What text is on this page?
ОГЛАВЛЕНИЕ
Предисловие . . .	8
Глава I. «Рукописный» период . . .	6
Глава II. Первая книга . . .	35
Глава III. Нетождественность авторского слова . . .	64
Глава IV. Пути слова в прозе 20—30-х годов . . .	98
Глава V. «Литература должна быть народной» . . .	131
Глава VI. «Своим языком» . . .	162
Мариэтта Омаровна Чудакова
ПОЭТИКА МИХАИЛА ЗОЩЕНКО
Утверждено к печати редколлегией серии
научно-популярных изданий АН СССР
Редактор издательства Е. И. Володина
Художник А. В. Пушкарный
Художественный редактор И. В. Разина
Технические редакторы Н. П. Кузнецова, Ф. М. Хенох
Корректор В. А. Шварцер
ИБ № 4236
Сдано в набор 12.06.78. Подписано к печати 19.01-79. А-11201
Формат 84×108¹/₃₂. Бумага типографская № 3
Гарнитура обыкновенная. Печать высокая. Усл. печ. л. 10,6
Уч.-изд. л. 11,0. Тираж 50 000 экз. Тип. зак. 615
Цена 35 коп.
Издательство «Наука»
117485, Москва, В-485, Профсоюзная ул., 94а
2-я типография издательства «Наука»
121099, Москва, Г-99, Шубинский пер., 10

• [What is needed]:
Which lines hold the word "Наука"? Copy all of them.

• [Solution for this exercise]:
Издательство «Наука»
2-я типография издательства «Наука»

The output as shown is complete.